TASK REQUIREMENTS: Any picture among the records should be left out, please; retype the rest exactly.

PROVIDED DATA:
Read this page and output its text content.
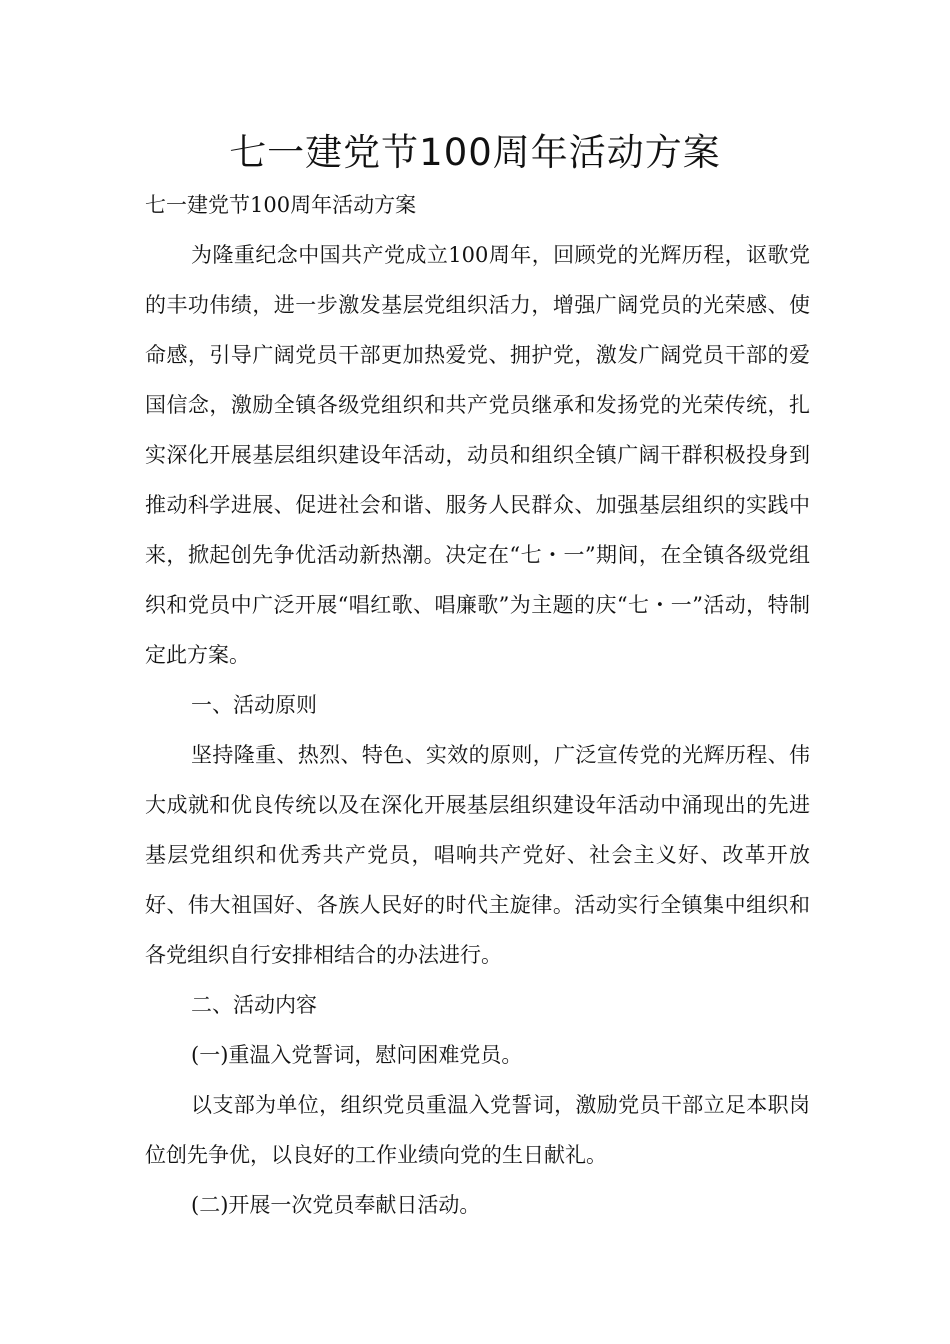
七一建党节100周年活动方案

七一建党节100周年活动方案

为隆重纪念中国共产党成立100周年，回顾党的光辉历程，讴歌党的丰功伟绩，进一步激发基层党组织活力，增强广阔党员的光荣感、使命感，引导广阔党员干部更加热爱党、拥护党，激发广阔党员干部的爱国信念，激励全镇各级党组织和共产党员继承和发扬党的光荣传统，扎实深化开展基层组织建设年活动，动员和组织全镇广阔干群积极投身到推动科学进展、促进社会和谐、服务人民群众、加强基层组织的实践中来，掀起创先争优活动新热潮。决定在“七・一”期间，在全镇各级党组织和党员中广泛开展“唱红歌、唱廉歌”为主题的庆“七・一”活动，特制定此方案。

一、活动原则

坚持隆重、热烈、特色、实效的原则，广泛宣传党的光辉历程、伟大成就和优良传统以及在深化开展基层组织建设年活动中涌现出的先进基层党组织和优秀共产党员，唱响共产党好、社会主义好、改革开放好、伟大祖国好、各族人民好的时代主旋律。活动实行全镇集中组织和各党组织自行安排相结合的办法进行。

二、活动内容

(一)重温入党誓词，慰问困难党员。

以支部为单位，组织党员重温入党誓词，激励党员干部立足本职岗位创先争优，以良好的工作业绩向党的生日献礼。

(二)开展一次党员奉献日活动。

WORKED ANSWER:
Read this page and output its text content.
七一建党节100周年活动方案

七一建党节100周年活动方案

为隆重纪念中国共产党成立100周年，回顾党的光辉历程，讴歌党的丰功伟绩，进一步激发基层党组织活力，增强广阔党员的光荣感、使命感，引导广阔党员干部更加热爱党、拥护党，激发广阔党员干部的爱国信念，激励全镇各级党组织和共产党员继承和发扬党的光荣传统，扎实深化开展基层组织建设年活动，动员和组织全镇广阔干群积极投身到推动科学进展、促进社会和谐、服务人民群众、加强基层组织的实践中来，掀起创先争优活动新热潮。决定在“七・一”期间，在全镇各级党组织和党员中广泛开展“唱红歌、唱廉歌”为主题的庆“七・一”活动，特制定此方案。

一、活动原则

坚持隆重、热烈、特色、实效的原则，广泛宣传党的光辉历程、伟大成就和优良传统以及在深化开展基层组织建设年活动中涌现出的先进基层党组织和优秀共产党员，唱响共产党好、社会主义好、改革开放好、伟大祖国好、各族人民好的时代主旋律。活动实行全镇集中组织和各党组织自行安排相结合的办法进行。

二、活动内容

(一)重温入党誓词，慰问困难党员。

以支部为单位，组织党员重温入党誓词，激励党员干部立足本职岗位创先争优，以良好的工作业绩向党的生日献礼。

(二)开展一次党员奉献日活动。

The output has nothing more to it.